* _Work instructions_
Gather, from the listing beneath this task, every line holding the string "Edit".

## START

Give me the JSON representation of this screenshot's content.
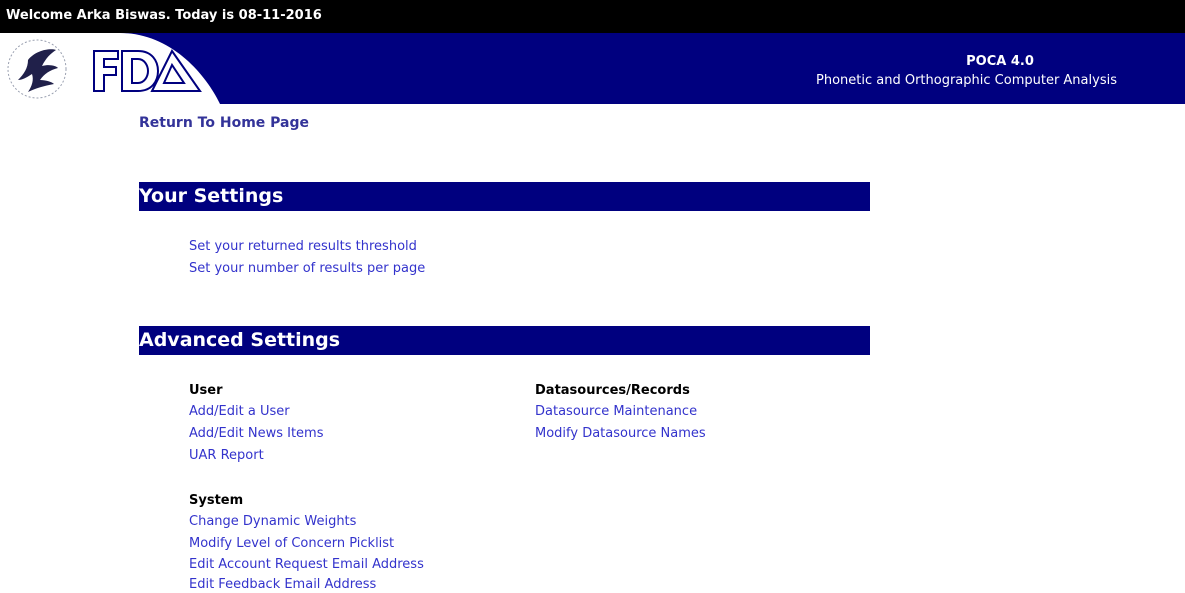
{
  "topbar": {
    "welcome": "Welcome Arka Biswas. Today is 08-11-2016"
  },
  "banner": {
    "title": "POCA 4.0",
    "subtitle": "Phonetic and Orthographic Computer Analysis",
    "logo_text": "FDA",
    "brand_color": "#00007f"
  },
  "nav": {
    "home": "Return To Home Page"
  },
  "your_settings": {
    "heading": "Your Settings",
    "links": [
      "Set your returned results threshold",
      "Set your number of results per page"
    ]
  },
  "advanced_settings": {
    "heading": "Advanced Settings",
    "user": {
      "heading": "User",
      "links": [
        "Add/Edit a User",
        "Add/Edit News Items",
        "UAR Report"
      ]
    },
    "datasources": {
      "heading": "Datasources/Records",
      "links": [
        "Datasource Maintenance",
        "Modify Datasource Names"
      ]
    },
    "system": {
      "heading": "System",
      "links": [
        "Change Dynamic Weights",
        "Modify Level of Concern Picklist",
        "Edit Account Request Email Address",
        "Edit Feedback Email Address"
      ]
    }
  }
}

## END

* _Answer to the exercise_
        "Add/Edit a User",
        "Add/Edit News Items",
        "Edit Account Request Email Address",
        "Edit Feedback Email Address"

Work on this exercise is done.